Items from a figure collection

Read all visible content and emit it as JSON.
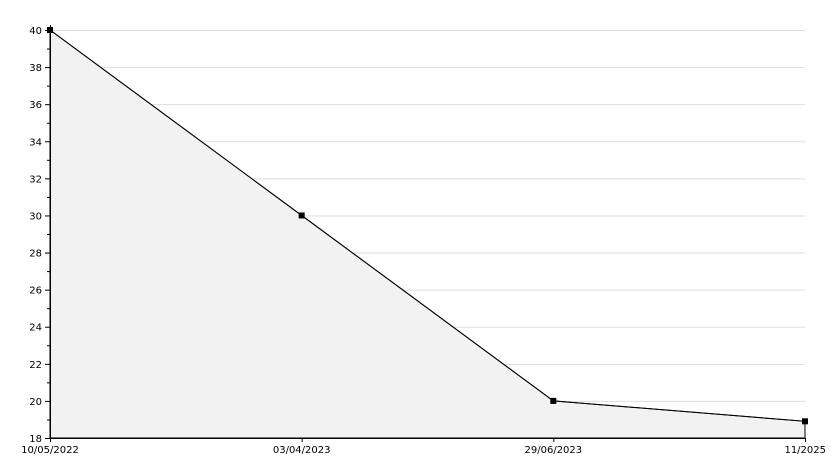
{
  "chart_data": {
    "type": "area",
    "categories": [
      "10/05/2022",
      "03/04/2023",
      "29/06/2023",
      "11/2025"
    ],
    "values": [
      40,
      30,
      20,
      18.9
    ],
    "title": "",
    "xlabel": "",
    "ylabel": "",
    "ylim": [
      18,
      40
    ],
    "yticks": [
      "18",
      "20",
      "22",
      "24",
      "26",
      "28",
      "30",
      "32",
      "34",
      "36",
      "38",
      "40"
    ],
    "grid": true,
    "colors": {
      "line": "#000000",
      "fill": "#f2f2f2",
      "grid": "#dddddd",
      "marker": "#000000"
    }
  }
}
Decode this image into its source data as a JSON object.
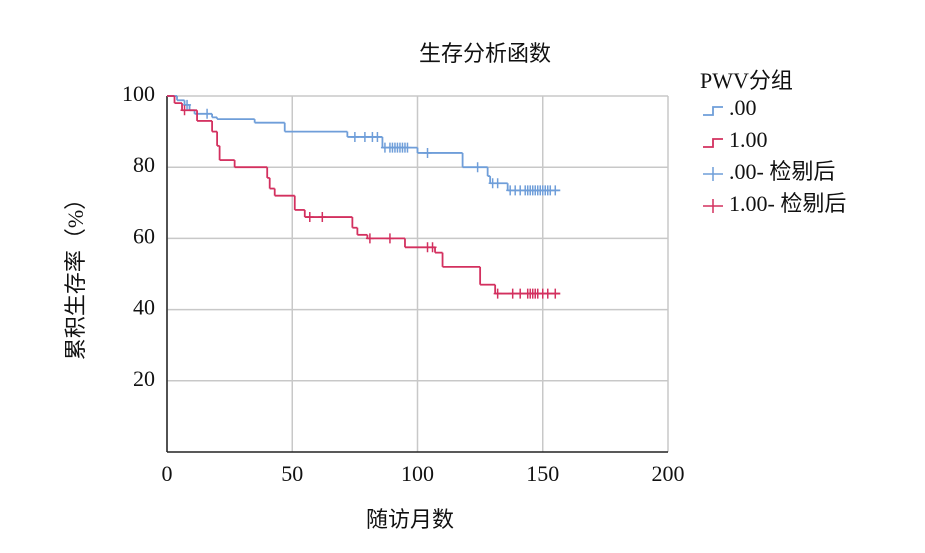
{
  "chart_data": {
    "type": "survival",
    "title": "生存分析函数",
    "x_label": "随访月数",
    "y_label": "累积生存率（%）",
    "legend_title": "PWV分组",
    "legend_position": "right",
    "grid": true,
    "xlim": [
      0,
      200
    ],
    "xticks": [
      0,
      50,
      100,
      150,
      200
    ],
    "ylim": [
      0,
      100
    ],
    "yticks": [
      20,
      40,
      60,
      80,
      100
    ],
    "series": [
      {
        "name": ".00",
        "style": "step",
        "color": "#6f9ed9",
        "x": [
          0,
          4,
          7,
          9,
          11,
          18,
          20,
          35,
          47,
          72,
          86,
          100,
          118,
          128,
          129,
          136,
          157
        ],
        "values": [
          100,
          98.8,
          97.5,
          96,
          95,
          94,
          93.5,
          92.5,
          90,
          88.5,
          85.5,
          84,
          80,
          77.5,
          75.5,
          73.5,
          73.5
        ]
      },
      {
        "name": "1.00",
        "style": "step",
        "color": "#d3305f",
        "x": [
          0,
          3,
          6,
          12,
          18,
          20,
          21,
          27,
          40,
          41,
          43,
          51,
          55,
          74,
          76,
          80,
          95,
          107,
          110,
          125,
          131,
          157
        ],
        "values": [
          100,
          98,
          96,
          93,
          90,
          86,
          82,
          80,
          77,
          74,
          72,
          68,
          66,
          63,
          61,
          60,
          57.5,
          56,
          52,
          47,
          44.5,
          44.5
        ]
      },
      {
        "name": ".00- 检剔后",
        "style": "censor",
        "color": "#6f9ed9",
        "x": [
          8,
          16,
          75,
          79,
          82,
          84,
          87,
          89,
          90,
          91,
          92,
          93,
          94,
          95,
          96,
          104,
          124,
          130,
          132,
          137,
          139,
          141,
          143,
          144,
          145,
          146,
          147,
          148,
          149,
          150,
          151,
          152,
          153,
          155
        ],
        "values": [
          97.5,
          95,
          88.5,
          88.5,
          88.5,
          88.5,
          85.5,
          85.5,
          85.5,
          85.5,
          85.5,
          85.5,
          85.5,
          85.5,
          85.5,
          84,
          80,
          75.5,
          75.5,
          73.5,
          73.5,
          73.5,
          73.5,
          73.5,
          73.5,
          73.5,
          73.5,
          73.5,
          73.5,
          73.5,
          73.5,
          73.5,
          73.5,
          73.5
        ]
      },
      {
        "name": "1.00- 检剔后",
        "style": "censor",
        "color": "#d3305f",
        "x": [
          7,
          57,
          62,
          81,
          89,
          104,
          106,
          132,
          138,
          141,
          144,
          145,
          146,
          147,
          148,
          150,
          152,
          155
        ],
        "values": [
          96,
          66,
          66,
          60,
          60,
          57.5,
          57.5,
          44.5,
          44.5,
          44.5,
          44.5,
          44.5,
          44.5,
          44.5,
          44.5,
          44.5,
          44.5,
          44.5
        ]
      }
    ]
  }
}
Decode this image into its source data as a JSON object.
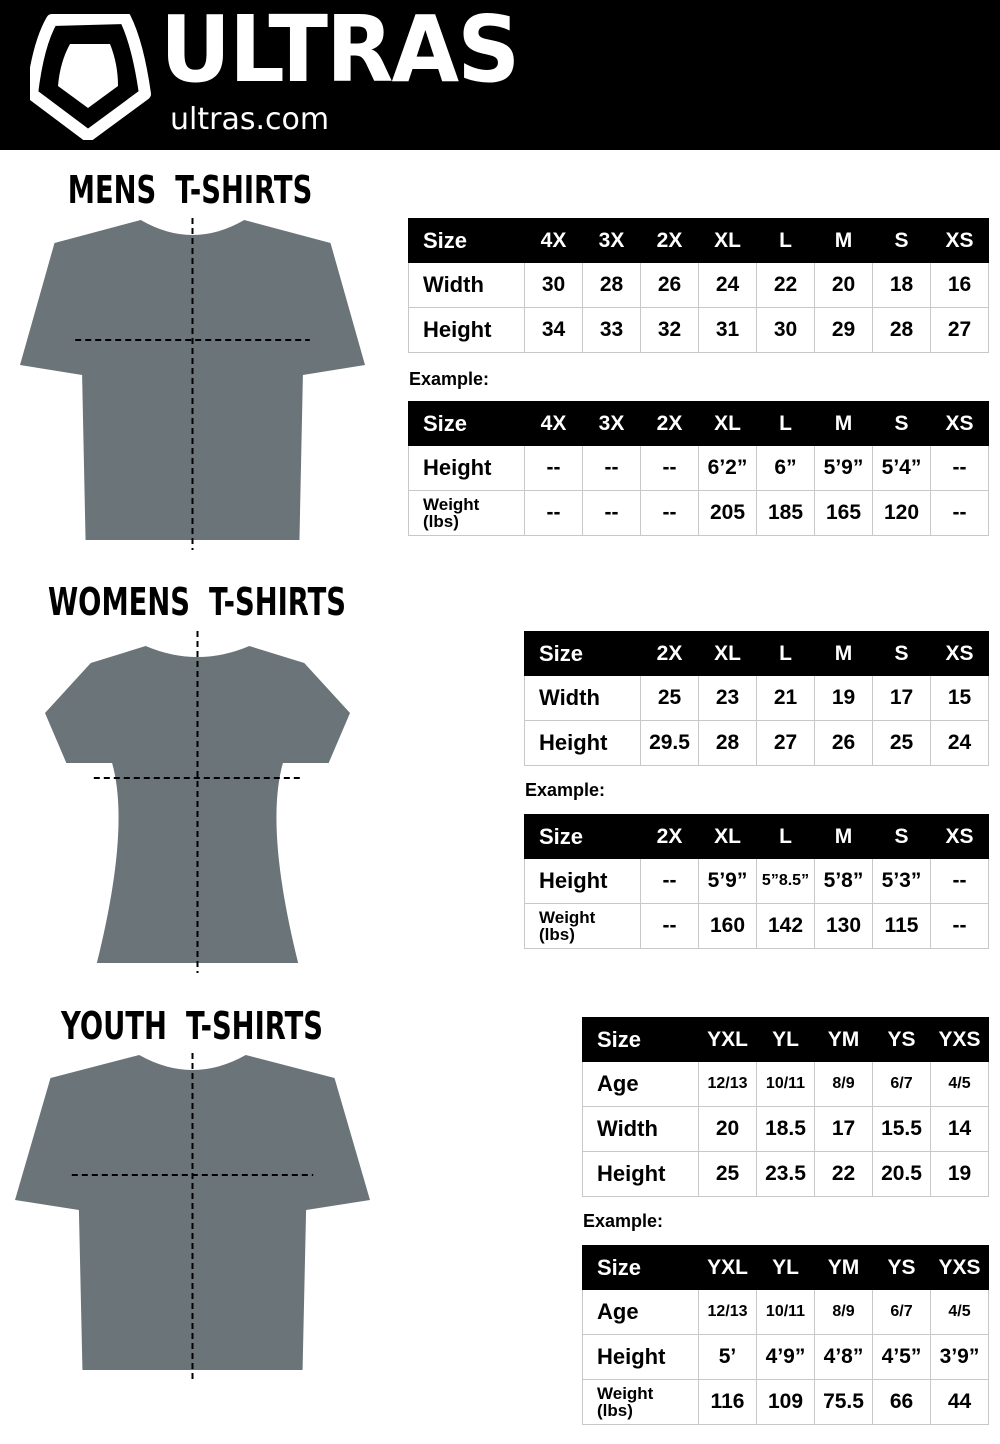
{
  "brand": {
    "name": "ULTRAS",
    "url": "ultras.com"
  },
  "colors": {
    "header_bg": "#000000",
    "shirt": "#6b7478",
    "border": "#c8c8c8"
  },
  "sections": [
    {
      "id": "mens",
      "title": "MENS  T-SHIRTS",
      "chart": {
        "header": [
          "Size",
          "4X",
          "3X",
          "2X",
          "XL",
          "L",
          "M",
          "S",
          "XS"
        ],
        "rows": [
          [
            "Width",
            "30",
            "28",
            "26",
            "24",
            "22",
            "20",
            "18",
            "16"
          ],
          [
            "Height",
            "34",
            "33",
            "32",
            "31",
            "30",
            "29",
            "28",
            "27"
          ]
        ]
      },
      "example_label": "Example:",
      "example": {
        "header": [
          "Size",
          "4X",
          "3X",
          "2X",
          "XL",
          "L",
          "M",
          "S",
          "XS"
        ],
        "rows": [
          [
            "Height",
            "--",
            "--",
            "--",
            "6’2”",
            "6”",
            "5’9”",
            "5’4”",
            "--"
          ],
          [
            "Weight (lbs)",
            "--",
            "--",
            "--",
            "205",
            "185",
            "165",
            "120",
            "--"
          ]
        ]
      }
    },
    {
      "id": "womens",
      "title": "WOMENS  T-SHIRTS",
      "chart": {
        "header": [
          "Size",
          "2X",
          "XL",
          "L",
          "M",
          "S",
          "XS"
        ],
        "rows": [
          [
            "Width",
            "25",
            "23",
            "21",
            "19",
            "17",
            "15"
          ],
          [
            "Height",
            "29.5",
            "28",
            "27",
            "26",
            "25",
            "24"
          ]
        ]
      },
      "example_label": "Example:",
      "example": {
        "header": [
          "Size",
          "2X",
          "XL",
          "L",
          "M",
          "S",
          "XS"
        ],
        "rows": [
          [
            "Height",
            "--",
            "5’9”",
            "5”8.5”",
            "5’8”",
            "5’3”",
            "--"
          ],
          [
            "Weight (lbs)",
            "--",
            "160",
            "142",
            "130",
            "115",
            "--"
          ]
        ]
      }
    },
    {
      "id": "youth",
      "title": "YOUTH  T-SHIRTS",
      "chart": {
        "header": [
          "Size",
          "YXL",
          "YL",
          "YM",
          "YS",
          "YXS"
        ],
        "rows": [
          [
            "Age",
            "12/13",
            "10/11",
            "8/9",
            "6/7",
            "4/5"
          ],
          [
            "Width",
            "20",
            "18.5",
            "17",
            "15.5",
            "14"
          ],
          [
            "Height",
            "25",
            "23.5",
            "22",
            "20.5",
            "19"
          ]
        ]
      },
      "example_label": "Example:",
      "example": {
        "header": [
          "Size",
          "YXL",
          "YL",
          "YM",
          "YS",
          "YXS"
        ],
        "rows": [
          [
            "Age",
            "12/13",
            "10/11",
            "8/9",
            "6/7",
            "4/5"
          ],
          [
            "Height",
            "5’",
            "4’9”",
            "4’8”",
            "4’5”",
            "3’9”"
          ],
          [
            "Weight (lbs)",
            "116",
            "109",
            "75.5",
            "66",
            "44"
          ]
        ]
      }
    }
  ]
}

### INSTRUCTIONS TO FOLLOW
Omit the pictures, and quote the material above exactly as given.

### ANSWER TO THIS PROBLEM
Read all visible content and emit it as JSON.
{
  "chart_data": {
    "type": "area",
    "categories": [
      "10/05/2022",
      "03/04/2023",
      "29/06/2023",
      "11/2025"
    ],
    "values": [
      40,
      30,
      20,
      18.9
    ],
    "title": "",
    "xlabel": "",
    "ylabel": "",
    "ylim": [
      18,
      40
    ],
    "yticks": [
      "18",
      "20",
      "22",
      "24",
      "26",
      "28",
      "30",
      "32",
      "34",
      "36",
      "38",
      "40"
    ],
    "grid": true,
    "colors": {
      "line": "#000000",
      "fill": "#f2f2f2",
      "grid": "#dddddd",
      "marker": "#000000"
    }
  }
}
Decode this image into its source data as a JSON object.
{
  "chart_data": {
    "type": "survival",
    "title": "生存分析函数",
    "x_label": "随访月数",
    "y_label": "累积生存率（%）",
    "legend_title": "PWV分组",
    "legend_position": "right",
    "grid": true,
    "xlim": [
      0,
      200
    ],
    "xticks": [
      0,
      50,
      100,
      150,
      200
    ],
    "ylim": [
      0,
      100
    ],
    "yticks": [
      20,
      40,
      60,
      80,
      100
    ],
    "series": [
      {
        "name": ".00",
        "style": "step",
        "color": "#6f9ed9",
        "x": [
          0,
          4,
          7,
          9,
          11,
          18,
          20,
          35,
          47,
          72,
          86,
          100,
          118,
          128,
          129,
          136,
          157
        ],
        "values": [
          100,
          98.8,
          97.5,
          96,
          95,
          94,
          93.5,
          92.5,
          90,
          88.5,
          85.5,
          84,
          80,
          77.5,
          75.5,
          73.5,
          73.5
        ]
      },
      {
        "name": "1.00",
        "style": "step",
        "color": "#d3305f",
        "x": [
          0,
          3,
          6,
          12,
          18,
          20,
          21,
          27,
          40,
          41,
          43,
          51,
          55,
          74,
          76,
          80,
          95,
          107,
          110,
          125,
          131,
          157
        ],
        "values": [
          100,
          98,
          96,
          93,
          90,
          86,
          82,
          80,
          77,
          74,
          72,
          68,
          66,
          63,
          61,
          60,
          57.5,
          56,
          52,
          47,
          44.5,
          44.5
        ]
      },
      {
        "name": ".00- 检剔后",
        "style": "censor",
        "color": "#6f9ed9",
        "x": [
          8,
          16,
          75,
          79,
          82,
          84,
          87,
          89,
          90,
          91,
          92,
          93,
          94,
          95,
          96,
          104,
          124,
          130,
          132,
          137,
          139,
          141,
          143,
          144,
          145,
          146,
          147,
          148,
          149,
          150,
          151,
          152,
          153,
          155
        ],
        "values": [
          97.5,
          95,
          88.5,
          88.5,
          88.5,
          88.5,
          85.5,
          85.5,
          85.5,
          85.5,
          85.5,
          85.5,
          85.5,
          85.5,
          85.5,
          84,
          80,
          75.5,
          75.5,
          73.5,
          73.5,
          73.5,
          73.5,
          73.5,
          73.5,
          73.5,
          73.5,
          73.5,
          73.5,
          73.5,
          73.5,
          73.5,
          73.5,
          73.5
        ]
      },
      {
        "name": "1.00- 检剔后",
        "style": "censor",
        "color": "#d3305f",
        "x": [
          7,
          57,
          62,
          81,
          89,
          104,
          106,
          132,
          138,
          141,
          144,
          145,
          146,
          147,
          148,
          150,
          152,
          155
        ],
        "values": [
          96,
          66,
          66,
          60,
          60,
          57.5,
          57.5,
          44.5,
          44.5,
          44.5,
          44.5,
          44.5,
          44.5,
          44.5,
          44.5,
          44.5,
          44.5,
          44.5
        ]
      }
    ]
  }
}
Decode this image into its source data as a JSON object.
{
  "brand": {
    "name": "ULTRAS",
    "url": "ultras.com"
  },
  "colors": {
    "header_bg": "#000000",
    "shirt": "#6b7478",
    "border": "#c8c8c8"
  },
  "sections": [
    {
      "id": "mens",
      "title": "MENS  T-SHIRTS",
      "chart": {
        "header": [
          "Size",
          "4X",
          "3X",
          "2X",
          "XL",
          "L",
          "M",
          "S",
          "XS"
        ],
        "rows": [
          [
            "Width",
            "30",
            "28",
            "26",
            "24",
            "22",
            "20",
            "18",
            "16"
          ],
          [
            "Height",
            "34",
            "33",
            "32",
            "31",
            "30",
            "29",
            "28",
            "27"
          ]
        ]
      },
      "example_label": "Example:",
      "example": {
        "header": [
          "Size",
          "4X",
          "3X",
          "2X",
          "XL",
          "L",
          "M",
          "S",
          "XS"
        ],
        "rows": [
          [
            "Height",
            "--",
            "--",
            "--",
            "6’2”",
            "6”",
            "5’9”",
            "5’4”",
            "--"
          ],
          [
            "Weight (lbs)",
            "--",
            "--",
            "--",
            "205",
            "185",
            "165",
            "120",
            "--"
          ]
        ]
      }
    },
    {
      "id": "womens",
      "title": "WOMENS  T-SHIRTS",
      "chart": {
        "header": [
          "Size",
          "2X",
          "XL",
          "L",
          "M",
          "S",
          "XS"
        ],
        "rows": [
          [
            "Width",
            "25",
            "23",
            "21",
            "19",
            "17",
            "15"
          ],
          [
            "Height",
            "29.5",
            "28",
            "27",
            "26",
            "25",
            "24"
          ]
        ]
      },
      "example_label": "Example:",
      "example": {
        "header": [
          "Size",
          "2X",
          "XL",
          "L",
          "M",
          "S",
          "XS"
        ],
        "rows": [
          [
            "Height",
            "--",
            "5’9”",
            "5”8.5”",
            "5’8”",
            "5’3”",
            "--"
          ],
          [
            "Weight (lbs)",
            "--",
            "160",
            "142",
            "130",
            "115",
            "--"
          ]
        ]
      }
    },
    {
      "id": "youth",
      "title": "YOUTH  T-SHIRTS",
      "chart": {
        "header": [
          "Size",
          "YXL",
          "YL",
          "YM",
          "YS",
          "YXS"
        ],
        "rows": [
          [
            "Age",
            "12/13",
            "10/11",
            "8/9",
            "6/7",
            "4/5"
          ],
          [
            "Width",
            "20",
            "18.5",
            "17",
            "15.5",
            "14"
          ],
          [
            "Height",
            "25",
            "23.5",
            "22",
            "20.5",
            "19"
          ]
        ]
      },
      "example_label": "Example:",
      "example": {
        "header": [
          "Size",
          "YXL",
          "YL",
          "YM",
          "YS",
          "YXS"
        ],
        "rows": [
          [
            "Age",
            "12/13",
            "10/11",
            "8/9",
            "6/7",
            "4/5"
          ],
          [
            "Height",
            "5’",
            "4’9”",
            "4’8”",
            "4’5”",
            "3’9”"
          ],
          [
            "Weight (lbs)",
            "116",
            "109",
            "75.5",
            "66",
            "44"
          ]
        ]
      }
    }
  ]
}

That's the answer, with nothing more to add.